### Job
Pull out from the material below all lines with "display".
──────────────────────────────
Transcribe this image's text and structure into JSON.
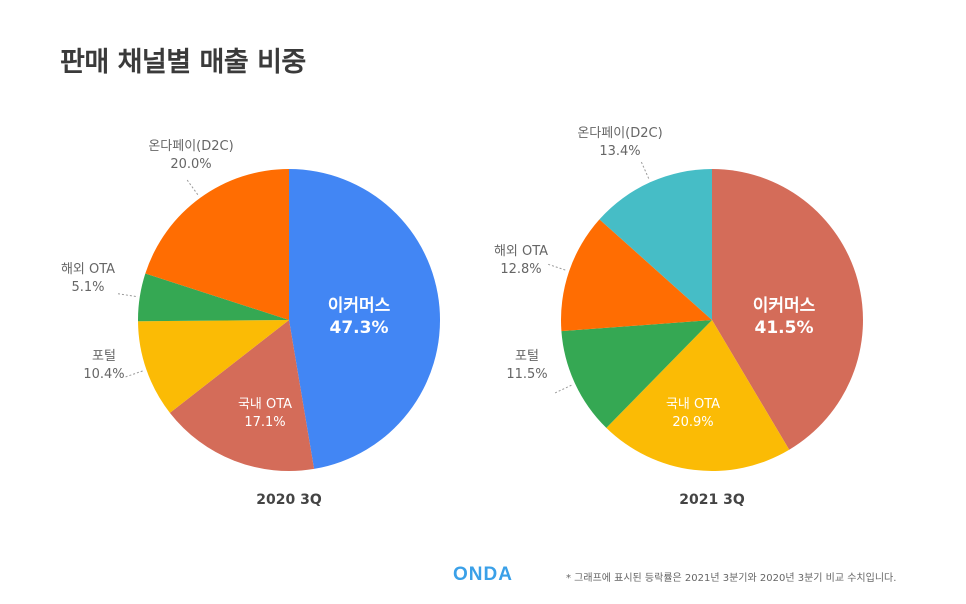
{
  "title": "판매 채널별 매출 비중",
  "brand": "ONDA",
  "footnote": "* 그래프에 표시된 등락률은 2021년 3분기와 2020년 3분기 비교 수치입니다.",
  "chart_data": [
    {
      "type": "pie",
      "title": "2020 3Q",
      "slices": [
        {
          "label": "이커머스",
          "value": 47.3,
          "display": "47.3%",
          "color": "#4286f4"
        },
        {
          "label": "국내 OTA",
          "value": 17.1,
          "display": "17.1%",
          "color": "#d46c59"
        },
        {
          "label": "포털",
          "value": 10.4,
          "display": "10.4%",
          "color": "#fbbb05"
        },
        {
          "label": "해외 OTA",
          "value": 5.1,
          "display": "5.1%",
          "color": "#35a853"
        },
        {
          "label": "온다페이(D2C)",
          "value": 20.0,
          "display": "20.0%",
          "color": "#ff6d02"
        }
      ]
    },
    {
      "type": "pie",
      "title": "2021 3Q",
      "slices": [
        {
          "label": "이커머스",
          "value": 41.5,
          "display": "41.5%",
          "color": "#d46c59"
        },
        {
          "label": "국내 OTA",
          "value": 20.9,
          "display": "20.9%",
          "color": "#fbbb05"
        },
        {
          "label": "포털",
          "value": 11.5,
          "display": "11.5%",
          "color": "#35a853"
        },
        {
          "label": "해외 OTA",
          "value": 12.8,
          "display": "12.8%",
          "color": "#ff6d02"
        },
        {
          "label": "온다페이(D2C)",
          "value": 13.4,
          "display": "13.4%",
          "color": "#46bdc6"
        }
      ]
    }
  ]
}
──────────────────────────────
### Correct answer
          "display": "47.3%",
          "display": "17.1%",
          "display": "10.4%",
          "display": "5.1%",
          "display": "20.0%",
          "display": "41.5%",
          "display": "20.9%",
          "display": "11.5%",
          "display": "12.8%",
          "display": "13.4%",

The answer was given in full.